> _Data excerpts_
┄┄┄┄┄┄┄┄┄┄┄┄┄┄┄┄┄┄┄┄

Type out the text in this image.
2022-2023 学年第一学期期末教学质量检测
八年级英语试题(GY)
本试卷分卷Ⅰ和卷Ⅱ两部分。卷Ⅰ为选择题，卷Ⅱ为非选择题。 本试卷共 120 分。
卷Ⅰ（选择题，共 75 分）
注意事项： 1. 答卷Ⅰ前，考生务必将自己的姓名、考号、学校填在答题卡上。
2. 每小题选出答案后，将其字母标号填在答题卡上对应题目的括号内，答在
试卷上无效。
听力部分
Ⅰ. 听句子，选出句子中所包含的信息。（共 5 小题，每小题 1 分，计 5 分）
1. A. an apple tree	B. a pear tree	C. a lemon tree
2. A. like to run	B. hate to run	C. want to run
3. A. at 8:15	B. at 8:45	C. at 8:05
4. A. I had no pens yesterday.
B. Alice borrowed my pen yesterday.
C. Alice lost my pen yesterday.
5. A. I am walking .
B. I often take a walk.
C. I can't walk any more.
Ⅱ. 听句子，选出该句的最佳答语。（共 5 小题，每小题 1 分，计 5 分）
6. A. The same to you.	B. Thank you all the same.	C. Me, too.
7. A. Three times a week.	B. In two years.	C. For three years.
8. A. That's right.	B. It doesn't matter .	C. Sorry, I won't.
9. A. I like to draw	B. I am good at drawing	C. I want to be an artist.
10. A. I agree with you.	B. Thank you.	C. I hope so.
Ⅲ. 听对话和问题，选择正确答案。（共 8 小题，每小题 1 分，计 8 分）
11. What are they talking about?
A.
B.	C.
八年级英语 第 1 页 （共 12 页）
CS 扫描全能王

┄┄┄┄┄┄┄┄┄┄┄┄┄┄┄┄┄┄┄┄

In the records above, locate each line with the word "Alice". Copy all such lines.

B. Alice borrowed my pen yesterday.
C. Alice lost my pen yesterday.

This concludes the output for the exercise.